Records from a dataset:
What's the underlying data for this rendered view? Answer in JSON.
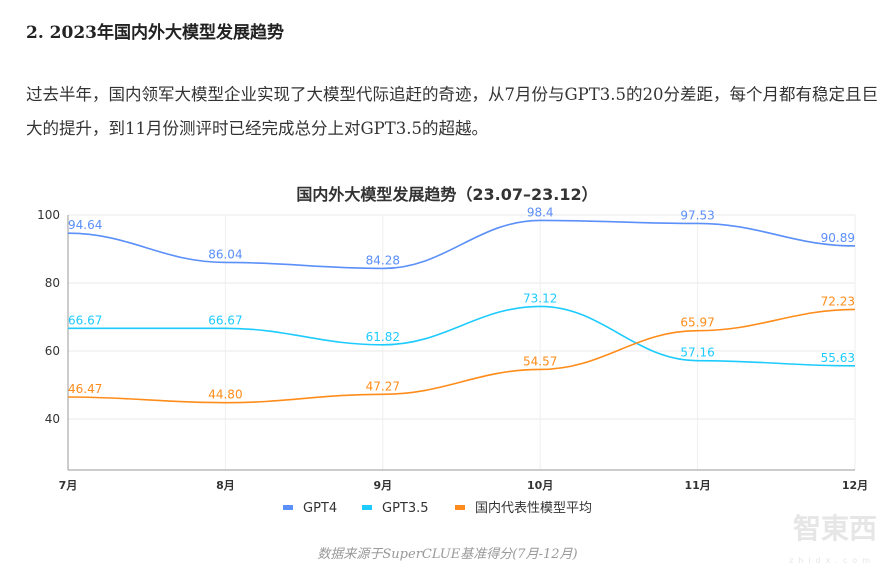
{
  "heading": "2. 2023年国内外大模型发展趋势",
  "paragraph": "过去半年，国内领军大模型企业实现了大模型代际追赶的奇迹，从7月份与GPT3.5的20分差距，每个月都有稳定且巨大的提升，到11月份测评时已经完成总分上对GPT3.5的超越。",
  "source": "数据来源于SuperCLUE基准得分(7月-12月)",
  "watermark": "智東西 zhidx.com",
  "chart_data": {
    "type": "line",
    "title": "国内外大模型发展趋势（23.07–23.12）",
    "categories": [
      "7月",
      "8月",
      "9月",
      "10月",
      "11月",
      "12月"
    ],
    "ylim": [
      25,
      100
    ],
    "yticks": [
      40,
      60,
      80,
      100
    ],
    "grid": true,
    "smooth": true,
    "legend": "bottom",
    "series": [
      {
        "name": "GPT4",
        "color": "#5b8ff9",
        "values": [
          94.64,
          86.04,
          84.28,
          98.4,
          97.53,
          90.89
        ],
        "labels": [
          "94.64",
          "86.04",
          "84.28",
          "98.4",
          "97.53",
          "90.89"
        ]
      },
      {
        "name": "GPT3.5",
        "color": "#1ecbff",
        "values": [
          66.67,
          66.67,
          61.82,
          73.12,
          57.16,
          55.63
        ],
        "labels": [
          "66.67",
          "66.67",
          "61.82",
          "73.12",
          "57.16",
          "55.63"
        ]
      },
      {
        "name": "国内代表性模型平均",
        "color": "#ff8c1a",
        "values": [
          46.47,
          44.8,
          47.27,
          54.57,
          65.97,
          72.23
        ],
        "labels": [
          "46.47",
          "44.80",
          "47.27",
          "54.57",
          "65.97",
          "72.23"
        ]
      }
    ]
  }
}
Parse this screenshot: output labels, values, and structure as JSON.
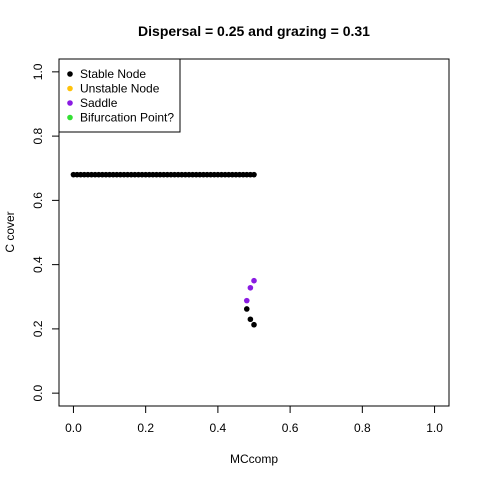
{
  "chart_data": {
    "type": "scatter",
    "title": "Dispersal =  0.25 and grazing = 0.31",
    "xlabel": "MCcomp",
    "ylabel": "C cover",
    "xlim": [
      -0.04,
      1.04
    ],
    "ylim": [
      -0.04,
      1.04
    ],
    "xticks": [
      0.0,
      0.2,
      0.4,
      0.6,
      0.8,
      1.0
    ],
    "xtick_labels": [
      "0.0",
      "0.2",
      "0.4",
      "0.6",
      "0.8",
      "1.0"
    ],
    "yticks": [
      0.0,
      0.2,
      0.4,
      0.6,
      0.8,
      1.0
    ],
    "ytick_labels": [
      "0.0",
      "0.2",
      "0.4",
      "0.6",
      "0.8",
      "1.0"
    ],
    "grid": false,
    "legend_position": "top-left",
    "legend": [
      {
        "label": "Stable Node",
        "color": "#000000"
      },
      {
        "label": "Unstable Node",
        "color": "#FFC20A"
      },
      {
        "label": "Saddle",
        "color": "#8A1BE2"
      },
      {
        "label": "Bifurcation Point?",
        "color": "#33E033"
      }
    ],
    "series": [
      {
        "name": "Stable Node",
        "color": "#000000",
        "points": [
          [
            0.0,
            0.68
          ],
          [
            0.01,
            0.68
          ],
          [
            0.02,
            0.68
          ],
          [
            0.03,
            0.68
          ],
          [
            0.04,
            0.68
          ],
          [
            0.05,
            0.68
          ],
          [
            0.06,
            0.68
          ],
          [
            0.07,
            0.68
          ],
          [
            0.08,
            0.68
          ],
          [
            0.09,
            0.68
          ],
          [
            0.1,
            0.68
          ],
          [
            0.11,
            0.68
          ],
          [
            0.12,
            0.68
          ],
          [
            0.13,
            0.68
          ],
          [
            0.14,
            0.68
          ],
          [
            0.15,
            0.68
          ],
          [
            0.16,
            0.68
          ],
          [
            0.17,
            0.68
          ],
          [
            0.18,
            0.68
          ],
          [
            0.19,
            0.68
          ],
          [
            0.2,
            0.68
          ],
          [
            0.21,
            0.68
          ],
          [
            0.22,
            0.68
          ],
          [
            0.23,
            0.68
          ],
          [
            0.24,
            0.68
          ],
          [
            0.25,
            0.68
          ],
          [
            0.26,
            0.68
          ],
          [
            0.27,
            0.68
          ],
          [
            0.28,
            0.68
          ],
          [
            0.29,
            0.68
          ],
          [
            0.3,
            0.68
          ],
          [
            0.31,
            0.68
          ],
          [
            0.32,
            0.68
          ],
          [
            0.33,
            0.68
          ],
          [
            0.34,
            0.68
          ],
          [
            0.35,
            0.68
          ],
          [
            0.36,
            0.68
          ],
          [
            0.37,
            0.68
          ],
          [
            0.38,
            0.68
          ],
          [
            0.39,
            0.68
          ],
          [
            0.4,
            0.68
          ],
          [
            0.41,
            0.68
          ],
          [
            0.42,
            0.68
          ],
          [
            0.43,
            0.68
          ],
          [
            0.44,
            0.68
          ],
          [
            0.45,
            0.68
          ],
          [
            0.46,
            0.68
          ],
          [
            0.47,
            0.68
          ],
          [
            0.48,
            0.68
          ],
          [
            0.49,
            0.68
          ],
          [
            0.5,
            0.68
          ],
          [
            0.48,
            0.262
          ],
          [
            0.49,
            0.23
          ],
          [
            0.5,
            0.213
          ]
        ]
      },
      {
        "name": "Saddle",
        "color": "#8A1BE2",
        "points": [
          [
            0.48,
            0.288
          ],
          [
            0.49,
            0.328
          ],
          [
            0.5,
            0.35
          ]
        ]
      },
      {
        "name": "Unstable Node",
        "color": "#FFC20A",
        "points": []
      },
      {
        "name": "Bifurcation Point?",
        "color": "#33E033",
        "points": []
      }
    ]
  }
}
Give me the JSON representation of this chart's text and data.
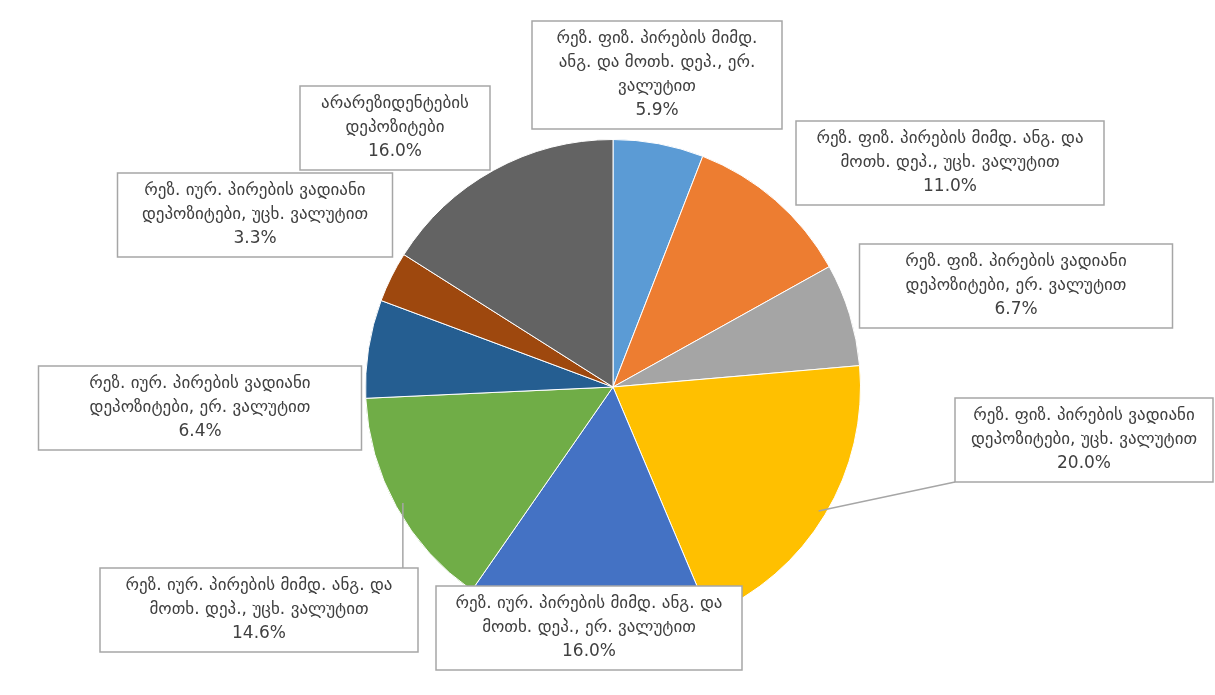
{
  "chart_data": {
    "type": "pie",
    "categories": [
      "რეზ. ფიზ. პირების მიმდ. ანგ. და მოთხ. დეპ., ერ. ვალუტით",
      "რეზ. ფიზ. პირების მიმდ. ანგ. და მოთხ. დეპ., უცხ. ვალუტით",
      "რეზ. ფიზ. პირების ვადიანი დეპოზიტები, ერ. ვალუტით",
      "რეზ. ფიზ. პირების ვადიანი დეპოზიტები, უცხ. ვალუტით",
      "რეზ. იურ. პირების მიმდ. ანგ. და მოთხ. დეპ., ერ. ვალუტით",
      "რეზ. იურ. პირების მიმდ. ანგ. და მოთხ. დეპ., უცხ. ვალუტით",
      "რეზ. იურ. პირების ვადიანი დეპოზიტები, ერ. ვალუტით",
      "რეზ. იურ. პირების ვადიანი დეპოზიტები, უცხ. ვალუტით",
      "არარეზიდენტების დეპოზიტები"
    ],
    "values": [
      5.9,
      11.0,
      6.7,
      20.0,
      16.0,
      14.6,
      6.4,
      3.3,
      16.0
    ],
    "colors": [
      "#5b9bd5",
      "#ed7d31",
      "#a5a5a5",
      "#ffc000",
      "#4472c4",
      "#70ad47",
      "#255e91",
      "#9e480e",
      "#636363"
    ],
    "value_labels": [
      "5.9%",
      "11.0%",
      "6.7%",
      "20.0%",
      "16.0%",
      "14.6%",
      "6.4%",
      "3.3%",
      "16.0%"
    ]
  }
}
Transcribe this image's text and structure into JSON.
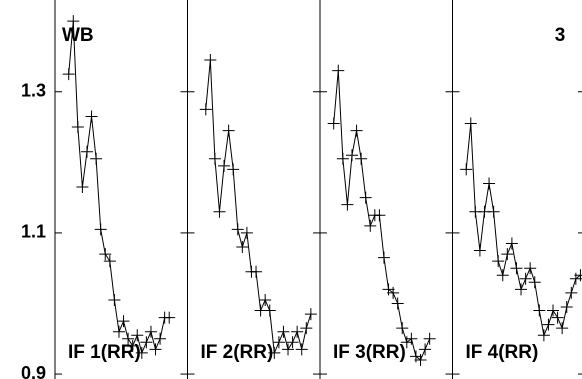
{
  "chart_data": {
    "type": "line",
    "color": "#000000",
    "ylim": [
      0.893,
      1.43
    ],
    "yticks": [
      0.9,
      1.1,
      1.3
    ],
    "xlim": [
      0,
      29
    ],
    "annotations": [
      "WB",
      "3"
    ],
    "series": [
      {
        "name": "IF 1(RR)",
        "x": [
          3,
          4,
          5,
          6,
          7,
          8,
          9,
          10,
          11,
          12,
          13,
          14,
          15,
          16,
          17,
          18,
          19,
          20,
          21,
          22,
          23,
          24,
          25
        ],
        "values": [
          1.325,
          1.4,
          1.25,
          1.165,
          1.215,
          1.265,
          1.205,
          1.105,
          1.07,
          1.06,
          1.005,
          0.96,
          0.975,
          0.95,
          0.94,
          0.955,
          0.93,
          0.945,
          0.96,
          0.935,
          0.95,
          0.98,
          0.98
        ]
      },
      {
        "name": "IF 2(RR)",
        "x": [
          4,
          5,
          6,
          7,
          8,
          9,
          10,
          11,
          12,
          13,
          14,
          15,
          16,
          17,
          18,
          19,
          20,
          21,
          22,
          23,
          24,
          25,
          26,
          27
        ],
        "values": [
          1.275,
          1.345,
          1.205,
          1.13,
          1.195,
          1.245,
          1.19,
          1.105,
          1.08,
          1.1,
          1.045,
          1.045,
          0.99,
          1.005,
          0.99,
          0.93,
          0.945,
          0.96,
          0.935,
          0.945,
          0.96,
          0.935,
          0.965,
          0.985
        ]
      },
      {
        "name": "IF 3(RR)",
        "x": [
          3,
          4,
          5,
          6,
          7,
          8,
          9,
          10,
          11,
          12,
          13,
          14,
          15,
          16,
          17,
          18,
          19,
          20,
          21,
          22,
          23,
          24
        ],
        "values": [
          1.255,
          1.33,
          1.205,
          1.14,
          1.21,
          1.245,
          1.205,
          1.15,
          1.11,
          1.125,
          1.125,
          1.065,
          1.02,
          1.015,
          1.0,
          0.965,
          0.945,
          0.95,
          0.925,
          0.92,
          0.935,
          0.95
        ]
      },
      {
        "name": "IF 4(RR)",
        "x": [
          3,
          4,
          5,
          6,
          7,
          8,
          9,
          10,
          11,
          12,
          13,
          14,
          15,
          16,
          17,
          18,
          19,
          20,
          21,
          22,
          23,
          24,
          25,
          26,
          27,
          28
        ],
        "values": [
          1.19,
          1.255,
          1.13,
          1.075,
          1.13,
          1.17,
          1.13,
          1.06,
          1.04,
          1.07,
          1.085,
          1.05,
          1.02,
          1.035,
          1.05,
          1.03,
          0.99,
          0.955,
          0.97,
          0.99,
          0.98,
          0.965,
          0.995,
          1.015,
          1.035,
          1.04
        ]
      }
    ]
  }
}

== EXERCISE REQUIREMENTS ==
Report how many lines of the entries hold the string "type". Provide the number alone.

== RESPONSE TO THE EXERCISE ==
4